[Stored data]

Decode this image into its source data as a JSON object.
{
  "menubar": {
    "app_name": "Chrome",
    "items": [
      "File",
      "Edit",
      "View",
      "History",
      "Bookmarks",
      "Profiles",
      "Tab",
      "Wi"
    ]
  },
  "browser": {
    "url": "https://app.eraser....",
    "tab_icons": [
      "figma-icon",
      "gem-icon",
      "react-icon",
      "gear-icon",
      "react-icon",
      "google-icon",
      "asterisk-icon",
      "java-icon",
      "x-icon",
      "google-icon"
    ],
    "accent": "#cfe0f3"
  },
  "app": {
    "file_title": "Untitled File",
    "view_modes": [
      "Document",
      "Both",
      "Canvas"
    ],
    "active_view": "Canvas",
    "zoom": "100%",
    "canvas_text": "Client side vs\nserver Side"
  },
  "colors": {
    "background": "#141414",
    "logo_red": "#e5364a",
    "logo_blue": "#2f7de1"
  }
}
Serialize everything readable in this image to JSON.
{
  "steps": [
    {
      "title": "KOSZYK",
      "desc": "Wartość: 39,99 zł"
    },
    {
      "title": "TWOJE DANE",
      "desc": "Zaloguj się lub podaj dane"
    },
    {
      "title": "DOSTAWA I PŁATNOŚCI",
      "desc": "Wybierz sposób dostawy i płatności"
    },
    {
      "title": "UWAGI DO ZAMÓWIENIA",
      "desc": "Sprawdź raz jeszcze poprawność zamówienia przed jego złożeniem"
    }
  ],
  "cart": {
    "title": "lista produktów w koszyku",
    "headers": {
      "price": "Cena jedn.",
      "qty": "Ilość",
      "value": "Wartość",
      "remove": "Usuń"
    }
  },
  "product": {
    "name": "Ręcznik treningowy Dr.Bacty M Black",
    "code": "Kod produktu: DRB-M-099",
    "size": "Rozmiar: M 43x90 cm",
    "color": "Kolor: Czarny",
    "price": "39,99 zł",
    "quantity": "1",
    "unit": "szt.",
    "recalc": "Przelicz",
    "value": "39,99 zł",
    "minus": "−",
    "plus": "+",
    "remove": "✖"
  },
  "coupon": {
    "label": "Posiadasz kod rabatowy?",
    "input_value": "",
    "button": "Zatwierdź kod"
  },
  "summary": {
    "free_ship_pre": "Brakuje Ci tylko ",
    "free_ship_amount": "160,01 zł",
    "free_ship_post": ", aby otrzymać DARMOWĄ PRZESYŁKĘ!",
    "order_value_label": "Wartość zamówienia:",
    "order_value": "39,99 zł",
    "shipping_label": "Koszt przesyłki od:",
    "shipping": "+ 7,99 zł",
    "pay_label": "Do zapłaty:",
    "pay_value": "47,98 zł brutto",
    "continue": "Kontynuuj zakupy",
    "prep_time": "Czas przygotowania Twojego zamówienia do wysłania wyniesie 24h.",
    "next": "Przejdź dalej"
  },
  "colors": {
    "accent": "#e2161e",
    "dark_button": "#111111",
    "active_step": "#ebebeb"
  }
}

→ STATED EXERCISE
Pull every line containing "this" from the data.

→ FINISHED ANSWER
Decode this image into its source data as a JSON object.
Serialize everything readable in this image to JSON.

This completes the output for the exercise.